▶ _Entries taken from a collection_
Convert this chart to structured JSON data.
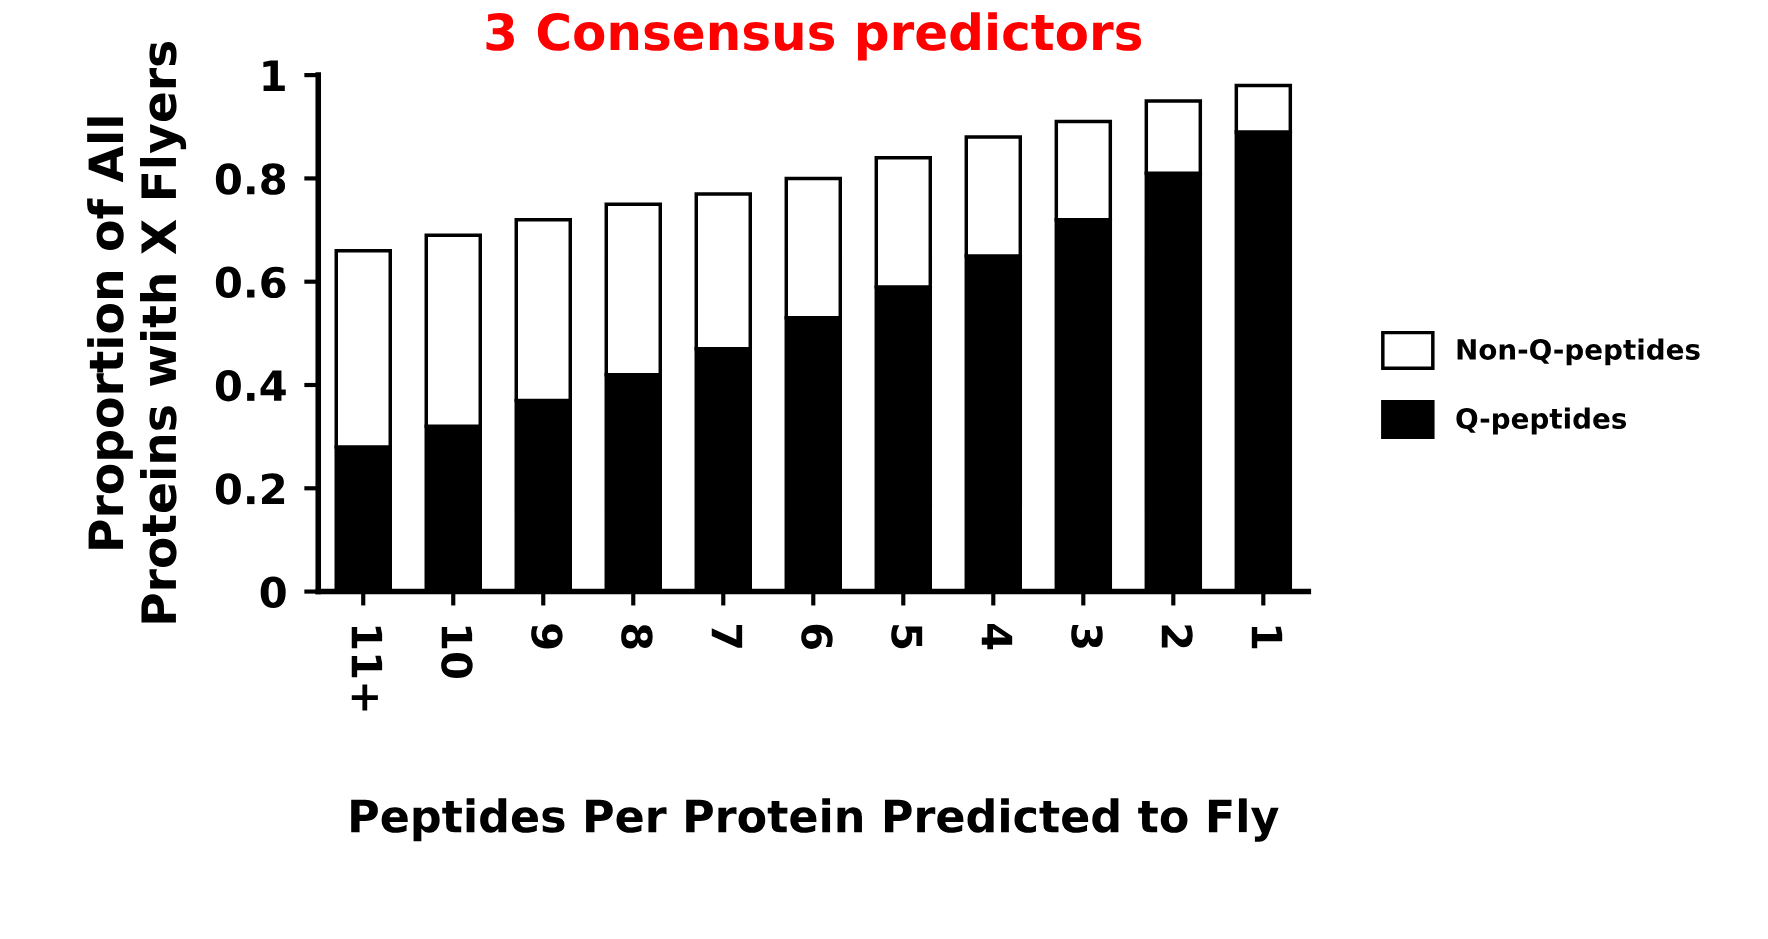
{
  "chart_data": {
    "type": "bar",
    "title": "3 Consensus predictors",
    "xlabel": "Peptides Per Protein Predicted to Fly",
    "ylabel": "Proportion of All\nProteins with X Flyers",
    "categories": [
      "11+",
      "10",
      "9",
      "8",
      "7",
      "6",
      "5",
      "4",
      "3",
      "2",
      "1"
    ],
    "stacked": true,
    "series": [
      {
        "name": "Q-peptides",
        "color": "#000000",
        "values": [
          0.28,
          0.32,
          0.37,
          0.42,
          0.47,
          0.53,
          0.59,
          0.65,
          0.72,
          0.81,
          0.89
        ]
      },
      {
        "name": "Non-Q-peptides",
        "color": "#ffffff",
        "values": [
          0.38,
          0.37,
          0.35,
          0.33,
          0.3,
          0.27,
          0.25,
          0.23,
          0.19,
          0.14,
          0.09
        ]
      }
    ],
    "ylim": [
      0,
      1
    ],
    "yticks": [
      0,
      0.2,
      0.4,
      0.6,
      0.8,
      1
    ],
    "grid": false,
    "legend": "right"
  }
}
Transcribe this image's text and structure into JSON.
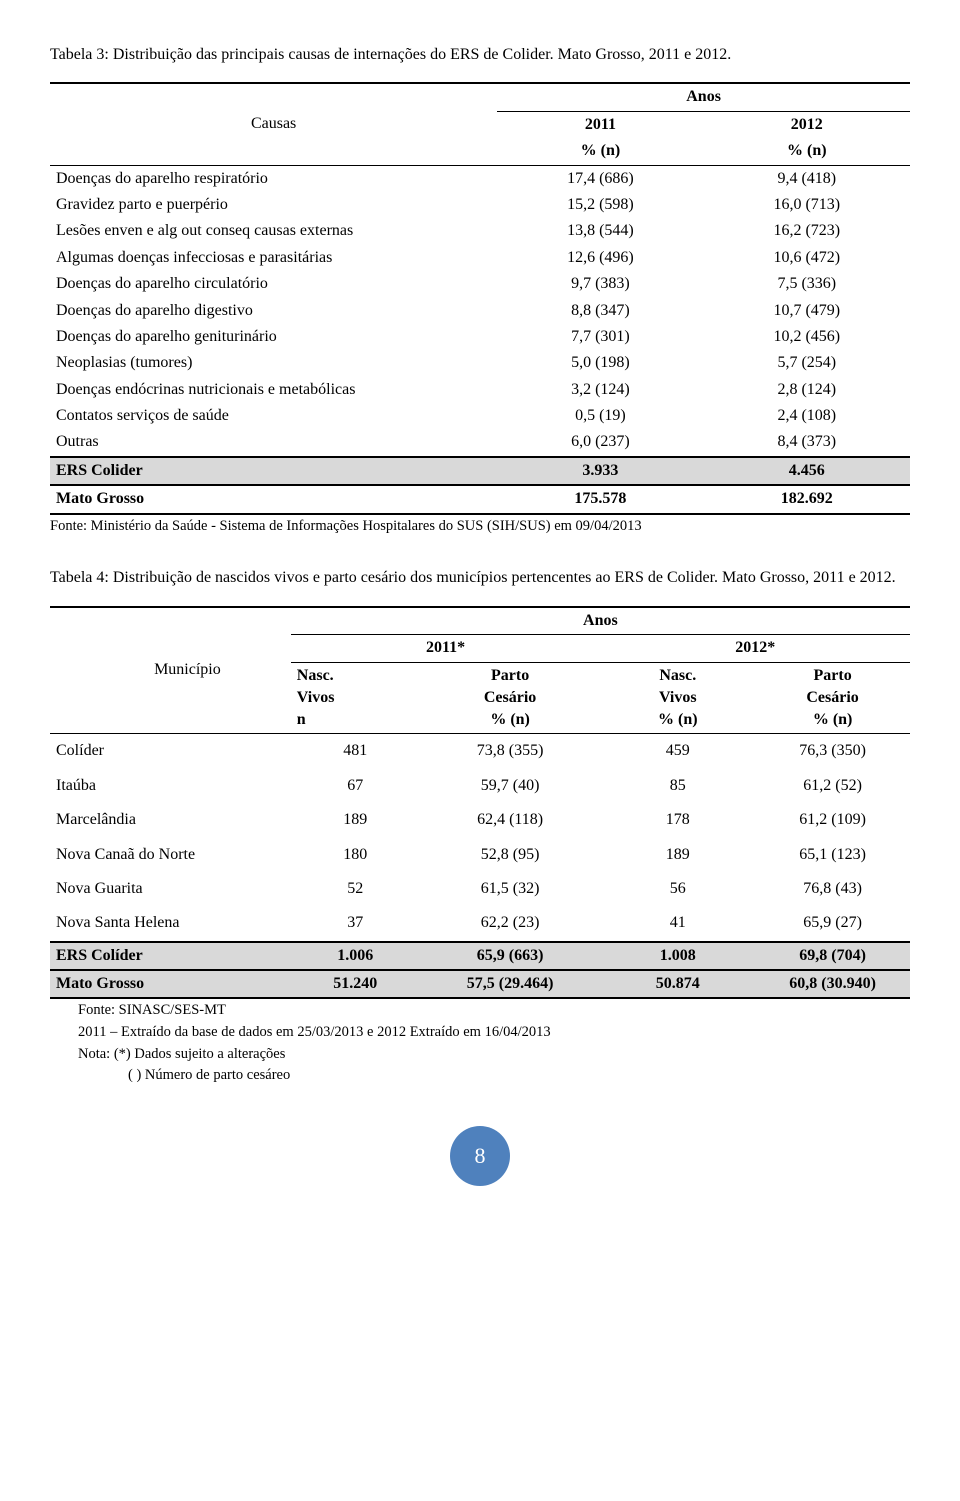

▶ _To do_
Would you return all the data exactly as given, minus the pictures?

▶ _Written answer_
Convert this chart to structured JSON data.
{
  "chart_data": {
    "type": "bar",
    "title": "3 Consensus predictors",
    "xlabel": "Peptides Per Protein Predicted to Fly",
    "ylabel": "Proportion of All\nProteins with X Flyers",
    "categories": [
      "11+",
      "10",
      "9",
      "8",
      "7",
      "6",
      "5",
      "4",
      "3",
      "2",
      "1"
    ],
    "stacked": true,
    "series": [
      {
        "name": "Q-peptides",
        "color": "#000000",
        "values": [
          0.28,
          0.32,
          0.37,
          0.42,
          0.47,
          0.53,
          0.59,
          0.65,
          0.72,
          0.81,
          0.89
        ]
      },
      {
        "name": "Non-Q-peptides",
        "color": "#ffffff",
        "values": [
          0.38,
          0.37,
          0.35,
          0.33,
          0.3,
          0.27,
          0.25,
          0.23,
          0.19,
          0.14,
          0.09
        ]
      }
    ],
    "ylim": [
      0,
      1
    ],
    "yticks": [
      0,
      0.2,
      0.4,
      0.6,
      0.8,
      1
    ],
    "grid": false,
    "legend": "right"
  }
}
Transcribe this image's text and structure into JSON.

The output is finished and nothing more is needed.